» **Your assignment**
Reproduce every entry word for word.

Data records
______________________________
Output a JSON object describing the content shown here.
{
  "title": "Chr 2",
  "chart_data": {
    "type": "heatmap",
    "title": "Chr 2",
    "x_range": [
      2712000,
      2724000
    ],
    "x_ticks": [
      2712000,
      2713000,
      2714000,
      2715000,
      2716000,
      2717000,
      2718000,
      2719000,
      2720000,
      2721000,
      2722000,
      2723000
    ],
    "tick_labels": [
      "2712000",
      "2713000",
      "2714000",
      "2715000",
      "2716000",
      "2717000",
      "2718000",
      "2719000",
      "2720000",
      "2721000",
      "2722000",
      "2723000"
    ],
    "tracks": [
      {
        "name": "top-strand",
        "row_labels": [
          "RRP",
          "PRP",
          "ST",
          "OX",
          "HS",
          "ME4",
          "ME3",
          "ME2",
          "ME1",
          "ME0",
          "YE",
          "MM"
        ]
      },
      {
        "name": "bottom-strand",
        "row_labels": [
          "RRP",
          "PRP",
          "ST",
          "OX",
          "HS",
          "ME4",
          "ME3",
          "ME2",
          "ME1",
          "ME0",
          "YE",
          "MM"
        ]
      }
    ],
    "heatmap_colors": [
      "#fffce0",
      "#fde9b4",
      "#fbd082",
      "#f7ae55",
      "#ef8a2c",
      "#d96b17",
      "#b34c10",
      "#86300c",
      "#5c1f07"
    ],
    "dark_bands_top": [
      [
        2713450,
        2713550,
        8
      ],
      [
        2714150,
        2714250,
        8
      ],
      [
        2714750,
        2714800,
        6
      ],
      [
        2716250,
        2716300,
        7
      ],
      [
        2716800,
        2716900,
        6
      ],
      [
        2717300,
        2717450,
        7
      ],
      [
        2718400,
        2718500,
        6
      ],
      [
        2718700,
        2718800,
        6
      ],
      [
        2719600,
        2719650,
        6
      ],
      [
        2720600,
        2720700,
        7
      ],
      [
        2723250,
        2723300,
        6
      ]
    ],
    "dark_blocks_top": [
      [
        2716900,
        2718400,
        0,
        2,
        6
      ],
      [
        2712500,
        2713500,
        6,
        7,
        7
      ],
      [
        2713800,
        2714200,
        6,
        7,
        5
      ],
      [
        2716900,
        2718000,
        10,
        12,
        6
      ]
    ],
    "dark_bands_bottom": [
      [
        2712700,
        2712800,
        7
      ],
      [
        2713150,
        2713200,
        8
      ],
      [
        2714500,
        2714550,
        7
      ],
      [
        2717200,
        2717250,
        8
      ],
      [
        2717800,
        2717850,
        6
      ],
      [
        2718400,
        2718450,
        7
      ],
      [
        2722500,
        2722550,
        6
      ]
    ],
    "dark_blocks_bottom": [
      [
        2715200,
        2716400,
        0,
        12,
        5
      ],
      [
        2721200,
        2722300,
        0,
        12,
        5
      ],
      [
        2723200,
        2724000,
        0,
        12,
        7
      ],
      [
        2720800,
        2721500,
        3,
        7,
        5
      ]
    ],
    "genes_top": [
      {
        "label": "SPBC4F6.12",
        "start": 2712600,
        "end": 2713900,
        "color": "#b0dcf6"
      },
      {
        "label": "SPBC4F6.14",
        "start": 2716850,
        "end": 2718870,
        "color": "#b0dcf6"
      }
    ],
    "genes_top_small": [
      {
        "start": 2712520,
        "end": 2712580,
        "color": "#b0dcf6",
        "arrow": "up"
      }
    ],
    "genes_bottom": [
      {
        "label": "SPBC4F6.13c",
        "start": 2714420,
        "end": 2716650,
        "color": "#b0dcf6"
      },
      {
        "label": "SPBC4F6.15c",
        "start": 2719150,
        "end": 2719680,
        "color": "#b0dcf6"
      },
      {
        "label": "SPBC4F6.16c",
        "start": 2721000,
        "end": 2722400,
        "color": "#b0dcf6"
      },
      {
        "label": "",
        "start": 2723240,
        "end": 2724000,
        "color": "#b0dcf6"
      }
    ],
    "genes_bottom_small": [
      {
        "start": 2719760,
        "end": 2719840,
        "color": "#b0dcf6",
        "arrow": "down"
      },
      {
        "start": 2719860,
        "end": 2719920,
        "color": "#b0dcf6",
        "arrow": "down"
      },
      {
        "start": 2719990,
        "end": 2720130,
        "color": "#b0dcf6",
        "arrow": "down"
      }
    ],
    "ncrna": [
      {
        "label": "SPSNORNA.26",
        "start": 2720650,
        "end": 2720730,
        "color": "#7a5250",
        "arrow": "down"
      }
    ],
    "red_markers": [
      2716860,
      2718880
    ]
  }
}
______________________________
» **Task result**
Output a JSON object describing the content shown here.
{
  "title": "Chr 2",
  "chart_data": {
    "type": "heatmap",
    "title": "Chr 2",
    "x_range": [
      2712000,
      2724000
    ],
    "x_ticks": [
      2712000,
      2713000,
      2714000,
      2715000,
      2716000,
      2717000,
      2718000,
      2719000,
      2720000,
      2721000,
      2722000,
      2723000
    ],
    "tick_labels": [
      "2712000",
      "2713000",
      "2714000",
      "2715000",
      "2716000",
      "2717000",
      "2718000",
      "2719000",
      "2720000",
      "2721000",
      "2722000",
      "2723000"
    ],
    "tracks": [
      {
        "name": "top-strand",
        "row_labels": [
          "RRP",
          "PRP",
          "ST",
          "OX",
          "HS",
          "ME4",
          "ME3",
          "ME2",
          "ME1",
          "ME0",
          "YE",
          "MM"
        ]
      },
      {
        "name": "bottom-strand",
        "row_labels": [
          "RRP",
          "PRP",
          "ST",
          "OX",
          "HS",
          "ME4",
          "ME3",
          "ME2",
          "ME1",
          "ME0",
          "YE",
          "MM"
        ]
      }
    ],
    "heatmap_colors": [
      "#fffce0",
      "#fde9b4",
      "#fbd082",
      "#f7ae55",
      "#ef8a2c",
      "#d96b17",
      "#b34c10",
      "#86300c",
      "#5c1f07"
    ],
    "dark_bands_top": [
      [
        2713450,
        2713550,
        8
      ],
      [
        2714150,
        2714250,
        8
      ],
      [
        2714750,
        2714800,
        6
      ],
      [
        2716250,
        2716300,
        7
      ],
      [
        2716800,
        2716900,
        6
      ],
      [
        2717300,
        2717450,
        7
      ],
      [
        2718400,
        2718500,
        6
      ],
      [
        2718700,
        2718800,
        6
      ],
      [
        2719600,
        2719650,
        6
      ],
      [
        2720600,
        2720700,
        7
      ],
      [
        2723250,
        2723300,
        6
      ]
    ],
    "dark_blocks_top": [
      [
        2716900,
        2718400,
        0,
        2,
        6
      ],
      [
        2712500,
        2713500,
        6,
        7,
        7
      ],
      [
        2713800,
        2714200,
        6,
        7,
        5
      ],
      [
        2716900,
        2718000,
        10,
        12,
        6
      ]
    ],
    "dark_bands_bottom": [
      [
        2712700,
        2712800,
        7
      ],
      [
        2713150,
        2713200,
        8
      ],
      [
        2714500,
        2714550,
        7
      ],
      [
        2717200,
        2717250,
        8
      ],
      [
        2717800,
        2717850,
        6
      ],
      [
        2718400,
        2718450,
        7
      ],
      [
        2722500,
        2722550,
        6
      ]
    ],
    "dark_blocks_bottom": [
      [
        2715200,
        2716400,
        0,
        12,
        5
      ],
      [
        2721200,
        2722300,
        0,
        12,
        5
      ],
      [
        2723200,
        2724000,
        0,
        12,
        7
      ],
      [
        2720800,
        2721500,
        3,
        7,
        5
      ]
    ],
    "genes_top": [
      {
        "label": "SPBC4F6.12",
        "start": 2712600,
        "end": 2713900,
        "color": "#b0dcf6"
      },
      {
        "label": "SPBC4F6.14",
        "start": 2716850,
        "end": 2718870,
        "color": "#b0dcf6"
      }
    ],
    "genes_top_small": [
      {
        "start": 2712520,
        "end": 2712580,
        "color": "#b0dcf6",
        "arrow": "up"
      }
    ],
    "genes_bottom": [
      {
        "label": "SPBC4F6.13c",
        "start": 2714420,
        "end": 2716650,
        "color": "#b0dcf6"
      },
      {
        "label": "SPBC4F6.15c",
        "start": 2719150,
        "end": 2719680,
        "color": "#b0dcf6"
      },
      {
        "label": "SPBC4F6.16c",
        "start": 2721000,
        "end": 2722400,
        "color": "#b0dcf6"
      },
      {
        "label": "",
        "start": 2723240,
        "end": 2724000,
        "color": "#b0dcf6"
      }
    ],
    "genes_bottom_small": [
      {
        "start": 2719760,
        "end": 2719840,
        "color": "#b0dcf6",
        "arrow": "down"
      },
      {
        "start": 2719860,
        "end": 2719920,
        "color": "#b0dcf6",
        "arrow": "down"
      },
      {
        "start": 2719990,
        "end": 2720130,
        "color": "#b0dcf6",
        "arrow": "down"
      }
    ],
    "ncrna": [
      {
        "label": "SPSNORNA.26",
        "start": 2720650,
        "end": 2720730,
        "color": "#7a5250",
        "arrow": "down"
      }
    ],
    "red_markers": [
      2716860,
      2718880
    ]
  }
}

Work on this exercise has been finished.